§ DIRECTIONS FOR THIS TASK
Pictures stay out of your copy, but everything else in the records below must be repeated exactly.

§ DATA FOR THIS TASK

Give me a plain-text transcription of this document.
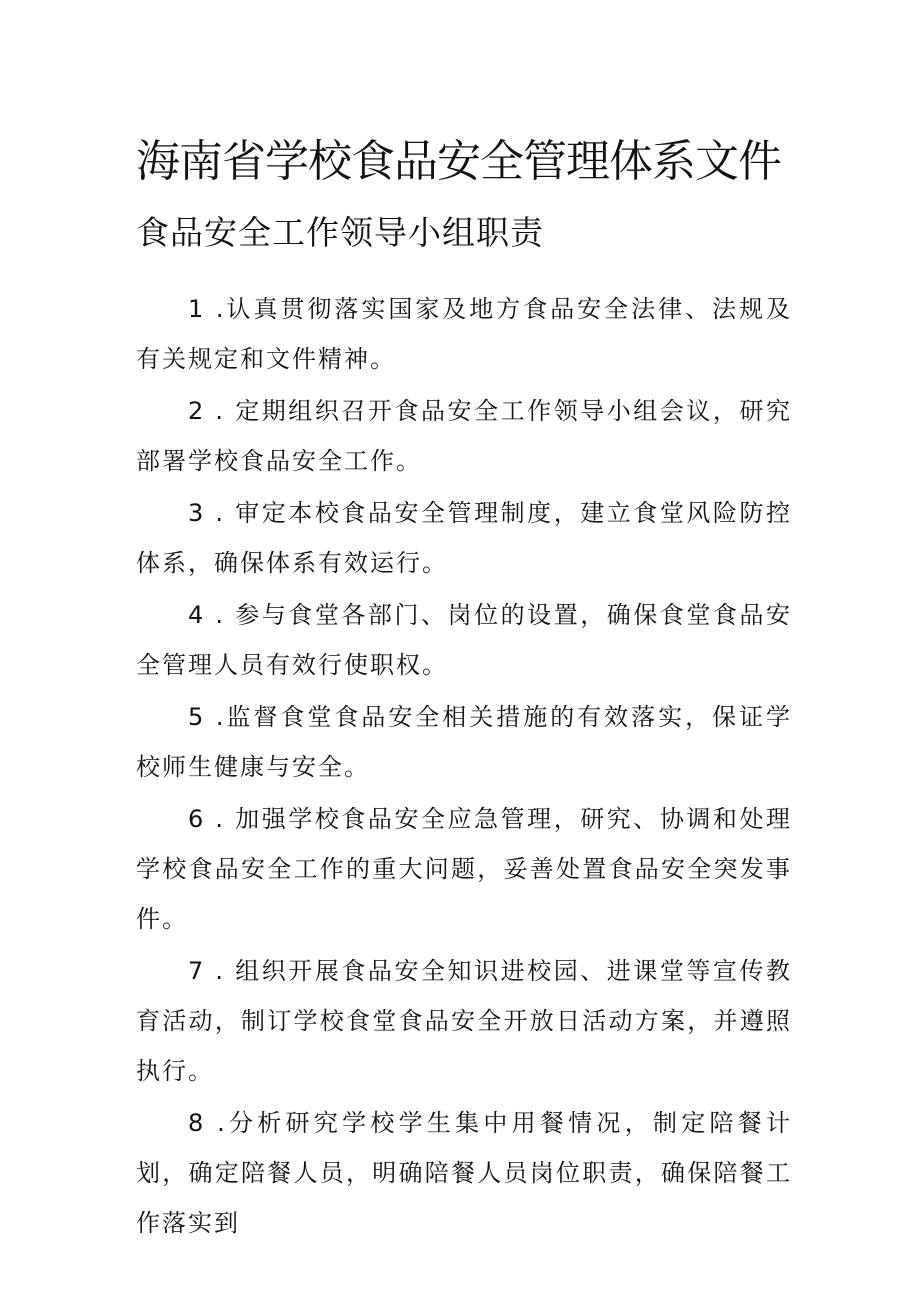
海南省学校食品安全管理体系文件
食品安全工作领导小组职责

1 .认真贯彻落实国家及地方食品安全法律、法规及有关规定和文件精神。

2 . 定期组织召开食品安全工作领导小组会议，研究部署学校食品安全工作。

3 . 审定本校食品安全管理制度，建立食堂风险防控体系，确保体系有效运行。

4 . 参与食堂各部门、岗位的设置，确保食堂食品安全管理人员有效行使职权。

5 .监督食堂食品安全相关措施的有效落实，保证学校师生健康与安全。

6 . 加强学校食品安全应急管理，研究、协调和处理学校食品安全工作的重大问题，妥善处置食品安全突发事件。

7 . 组织开展食品安全知识进校园、进课堂等宣传教育活动，制订学校食堂食品安全开放日活动方案，并遵照执行。

8 .分析研究学校学生集中用餐情况，制定陪餐计划，确定陪餐人员，明确陪餐人员岗位职责，确保陪餐工作落实到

§ OUTPUT FOR THIS TASK
Give me a plain-text transcription of this document.
海南省学校食品安全管理体系文件
食品安全工作领导小组职责

1 .认真贯彻落实国家及地方食品安全法律、法规及有关规定和文件精神。

2 . 定期组织召开食品安全工作领导小组会议，研究部署学校食品安全工作。

3 . 审定本校食品安全管理制度，建立食堂风险防控体系，确保体系有效运行。

4 . 参与食堂各部门、岗位的设置，确保食堂食品安全管理人员有效行使职权。

5 .监督食堂食品安全相关措施的有效落实，保证学校师生健康与安全。

6 . 加强学校食品安全应急管理，研究、协调和处理学校食品安全工作的重大问题，妥善处置食品安全突发事件。

7 . 组织开展食品安全知识进校园、进课堂等宣传教育活动，制订学校食堂食品安全开放日活动方案，并遵照执行。

8 .分析研究学校学生集中用餐情况，制定陪餐计划，确定陪餐人员，明确陪餐人员岗位职责，确保陪餐工作落实到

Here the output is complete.